_DO THIS:_ Find every line below that contains the word "udienza" and copy it out.

** start of LISTING **

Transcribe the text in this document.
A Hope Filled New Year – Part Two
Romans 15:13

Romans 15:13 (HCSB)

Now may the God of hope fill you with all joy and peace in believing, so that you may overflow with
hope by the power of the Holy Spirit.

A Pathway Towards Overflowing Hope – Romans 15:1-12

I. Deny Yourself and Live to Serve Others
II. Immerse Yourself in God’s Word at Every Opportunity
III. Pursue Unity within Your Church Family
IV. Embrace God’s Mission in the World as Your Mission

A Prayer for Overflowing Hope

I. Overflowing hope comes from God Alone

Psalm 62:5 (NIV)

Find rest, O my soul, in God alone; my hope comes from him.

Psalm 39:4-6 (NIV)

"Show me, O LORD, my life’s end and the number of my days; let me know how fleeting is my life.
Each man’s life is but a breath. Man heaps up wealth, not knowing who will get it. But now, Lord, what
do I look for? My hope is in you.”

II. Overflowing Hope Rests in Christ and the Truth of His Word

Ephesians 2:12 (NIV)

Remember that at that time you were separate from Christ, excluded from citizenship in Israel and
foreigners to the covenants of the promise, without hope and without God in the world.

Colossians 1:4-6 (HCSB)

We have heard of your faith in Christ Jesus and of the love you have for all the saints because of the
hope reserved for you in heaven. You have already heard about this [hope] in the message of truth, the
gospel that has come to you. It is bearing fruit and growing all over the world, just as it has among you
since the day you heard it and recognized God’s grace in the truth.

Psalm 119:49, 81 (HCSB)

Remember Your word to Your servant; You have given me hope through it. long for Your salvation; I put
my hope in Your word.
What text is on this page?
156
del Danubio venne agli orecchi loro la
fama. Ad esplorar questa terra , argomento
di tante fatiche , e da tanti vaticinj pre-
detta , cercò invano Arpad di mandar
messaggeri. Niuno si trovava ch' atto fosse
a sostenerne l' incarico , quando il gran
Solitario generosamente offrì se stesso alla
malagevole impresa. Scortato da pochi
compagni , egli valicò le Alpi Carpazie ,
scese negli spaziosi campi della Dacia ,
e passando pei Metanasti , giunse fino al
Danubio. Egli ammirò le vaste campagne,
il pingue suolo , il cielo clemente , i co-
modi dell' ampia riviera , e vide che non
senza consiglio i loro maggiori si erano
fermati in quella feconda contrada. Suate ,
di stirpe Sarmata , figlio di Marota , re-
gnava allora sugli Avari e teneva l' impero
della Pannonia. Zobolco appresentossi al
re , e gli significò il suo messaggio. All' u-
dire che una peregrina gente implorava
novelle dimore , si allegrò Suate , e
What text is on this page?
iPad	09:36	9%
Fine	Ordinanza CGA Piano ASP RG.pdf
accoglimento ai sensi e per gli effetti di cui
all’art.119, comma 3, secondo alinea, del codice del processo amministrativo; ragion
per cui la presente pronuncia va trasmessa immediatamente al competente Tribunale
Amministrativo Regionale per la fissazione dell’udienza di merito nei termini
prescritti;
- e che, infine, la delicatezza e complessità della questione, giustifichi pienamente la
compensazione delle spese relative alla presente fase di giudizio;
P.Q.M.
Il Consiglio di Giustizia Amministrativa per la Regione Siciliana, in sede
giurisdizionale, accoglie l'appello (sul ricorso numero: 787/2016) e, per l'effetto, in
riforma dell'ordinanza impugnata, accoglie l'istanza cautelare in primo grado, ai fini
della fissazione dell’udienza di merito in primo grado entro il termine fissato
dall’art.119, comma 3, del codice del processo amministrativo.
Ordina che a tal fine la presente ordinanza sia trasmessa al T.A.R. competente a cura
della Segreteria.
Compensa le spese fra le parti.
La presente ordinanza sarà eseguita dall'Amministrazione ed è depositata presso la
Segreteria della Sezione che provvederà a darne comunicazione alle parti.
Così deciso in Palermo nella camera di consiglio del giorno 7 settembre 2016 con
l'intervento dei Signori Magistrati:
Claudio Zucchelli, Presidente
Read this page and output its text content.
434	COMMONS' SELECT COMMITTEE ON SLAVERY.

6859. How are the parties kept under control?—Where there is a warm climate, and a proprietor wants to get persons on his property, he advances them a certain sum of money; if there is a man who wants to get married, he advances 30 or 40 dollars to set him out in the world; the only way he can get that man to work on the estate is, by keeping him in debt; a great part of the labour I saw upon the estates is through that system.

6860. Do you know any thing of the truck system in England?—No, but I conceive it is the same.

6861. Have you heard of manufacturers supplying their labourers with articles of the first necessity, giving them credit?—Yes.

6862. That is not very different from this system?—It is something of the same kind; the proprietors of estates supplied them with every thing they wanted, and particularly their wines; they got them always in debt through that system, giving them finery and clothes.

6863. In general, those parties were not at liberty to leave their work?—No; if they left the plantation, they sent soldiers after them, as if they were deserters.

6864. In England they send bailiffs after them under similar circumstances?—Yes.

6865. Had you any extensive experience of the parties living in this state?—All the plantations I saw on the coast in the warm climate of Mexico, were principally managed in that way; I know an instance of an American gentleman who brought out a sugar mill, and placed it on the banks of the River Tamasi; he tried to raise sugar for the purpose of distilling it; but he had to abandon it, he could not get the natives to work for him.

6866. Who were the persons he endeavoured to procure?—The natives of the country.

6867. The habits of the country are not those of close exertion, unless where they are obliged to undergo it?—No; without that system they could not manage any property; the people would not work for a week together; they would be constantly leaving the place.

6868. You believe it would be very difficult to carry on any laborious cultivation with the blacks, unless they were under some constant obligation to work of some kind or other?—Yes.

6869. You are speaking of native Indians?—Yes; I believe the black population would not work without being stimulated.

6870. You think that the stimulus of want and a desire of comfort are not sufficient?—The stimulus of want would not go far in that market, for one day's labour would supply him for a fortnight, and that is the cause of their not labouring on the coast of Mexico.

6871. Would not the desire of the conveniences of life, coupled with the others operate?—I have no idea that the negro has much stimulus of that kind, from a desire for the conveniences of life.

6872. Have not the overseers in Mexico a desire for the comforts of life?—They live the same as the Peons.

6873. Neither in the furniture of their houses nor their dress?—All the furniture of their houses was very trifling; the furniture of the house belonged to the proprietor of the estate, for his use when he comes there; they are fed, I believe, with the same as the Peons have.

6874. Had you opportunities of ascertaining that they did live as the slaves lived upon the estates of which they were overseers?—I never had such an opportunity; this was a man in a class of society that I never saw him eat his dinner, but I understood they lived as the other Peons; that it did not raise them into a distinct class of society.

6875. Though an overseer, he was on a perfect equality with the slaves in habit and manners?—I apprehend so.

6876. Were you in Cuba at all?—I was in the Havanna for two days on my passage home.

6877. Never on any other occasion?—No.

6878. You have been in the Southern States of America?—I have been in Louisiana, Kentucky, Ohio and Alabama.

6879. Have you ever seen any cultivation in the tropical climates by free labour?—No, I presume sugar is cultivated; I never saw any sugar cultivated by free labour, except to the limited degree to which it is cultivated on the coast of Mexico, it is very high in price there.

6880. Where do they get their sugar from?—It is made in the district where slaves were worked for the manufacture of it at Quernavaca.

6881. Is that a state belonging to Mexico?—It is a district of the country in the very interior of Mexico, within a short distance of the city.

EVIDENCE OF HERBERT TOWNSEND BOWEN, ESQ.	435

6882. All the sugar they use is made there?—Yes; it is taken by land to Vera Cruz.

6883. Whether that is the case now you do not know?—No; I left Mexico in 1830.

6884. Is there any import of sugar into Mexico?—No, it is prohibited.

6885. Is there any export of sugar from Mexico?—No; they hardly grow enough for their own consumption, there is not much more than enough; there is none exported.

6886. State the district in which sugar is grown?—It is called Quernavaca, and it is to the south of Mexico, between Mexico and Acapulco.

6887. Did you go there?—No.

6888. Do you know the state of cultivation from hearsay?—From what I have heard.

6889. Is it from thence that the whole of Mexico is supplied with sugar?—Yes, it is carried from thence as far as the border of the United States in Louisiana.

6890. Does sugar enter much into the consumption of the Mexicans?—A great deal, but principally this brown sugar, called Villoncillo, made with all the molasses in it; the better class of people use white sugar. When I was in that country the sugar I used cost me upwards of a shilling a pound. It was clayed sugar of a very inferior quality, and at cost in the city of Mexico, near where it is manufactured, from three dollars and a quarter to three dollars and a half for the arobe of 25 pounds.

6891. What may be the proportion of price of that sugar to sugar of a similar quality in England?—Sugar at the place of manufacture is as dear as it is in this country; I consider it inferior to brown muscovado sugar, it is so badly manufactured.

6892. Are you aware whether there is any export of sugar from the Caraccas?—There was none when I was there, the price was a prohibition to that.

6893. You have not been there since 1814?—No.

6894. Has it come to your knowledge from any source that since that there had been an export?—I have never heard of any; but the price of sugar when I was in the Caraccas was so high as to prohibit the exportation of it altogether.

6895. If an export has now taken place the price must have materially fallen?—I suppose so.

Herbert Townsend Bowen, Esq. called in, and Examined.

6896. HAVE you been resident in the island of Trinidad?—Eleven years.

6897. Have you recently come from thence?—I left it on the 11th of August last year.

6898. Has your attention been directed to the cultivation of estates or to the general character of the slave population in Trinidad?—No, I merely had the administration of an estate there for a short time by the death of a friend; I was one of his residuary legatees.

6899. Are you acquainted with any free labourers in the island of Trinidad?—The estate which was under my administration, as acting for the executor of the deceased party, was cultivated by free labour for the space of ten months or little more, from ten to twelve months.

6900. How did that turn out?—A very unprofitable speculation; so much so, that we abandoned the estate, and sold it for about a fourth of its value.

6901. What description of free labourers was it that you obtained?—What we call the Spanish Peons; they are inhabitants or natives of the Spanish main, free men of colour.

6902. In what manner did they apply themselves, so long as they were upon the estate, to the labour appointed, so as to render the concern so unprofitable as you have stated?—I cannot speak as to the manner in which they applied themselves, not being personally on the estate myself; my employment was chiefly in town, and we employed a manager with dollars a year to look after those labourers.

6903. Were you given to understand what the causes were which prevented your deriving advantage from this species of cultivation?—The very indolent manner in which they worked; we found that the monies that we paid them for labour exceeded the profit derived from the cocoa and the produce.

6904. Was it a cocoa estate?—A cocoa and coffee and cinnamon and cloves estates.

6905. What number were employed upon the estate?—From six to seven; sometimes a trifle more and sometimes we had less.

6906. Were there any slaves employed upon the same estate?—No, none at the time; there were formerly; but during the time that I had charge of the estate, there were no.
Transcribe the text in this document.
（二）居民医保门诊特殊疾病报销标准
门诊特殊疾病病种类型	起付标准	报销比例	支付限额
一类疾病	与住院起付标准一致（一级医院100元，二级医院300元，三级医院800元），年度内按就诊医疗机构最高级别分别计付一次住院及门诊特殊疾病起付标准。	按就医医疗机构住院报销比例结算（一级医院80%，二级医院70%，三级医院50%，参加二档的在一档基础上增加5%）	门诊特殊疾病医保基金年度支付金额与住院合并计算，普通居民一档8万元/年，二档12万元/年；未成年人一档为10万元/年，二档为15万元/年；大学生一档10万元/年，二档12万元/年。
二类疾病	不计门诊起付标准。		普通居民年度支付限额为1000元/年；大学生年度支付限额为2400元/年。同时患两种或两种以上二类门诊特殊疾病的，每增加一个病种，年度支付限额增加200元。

** end of LISTING **

_THE RESULT:_
Amministrativo Regionale per la fissazione dell’udienza di merito nei termini
della fissazione dell’udienza di merito in primo grado entro il termine fissato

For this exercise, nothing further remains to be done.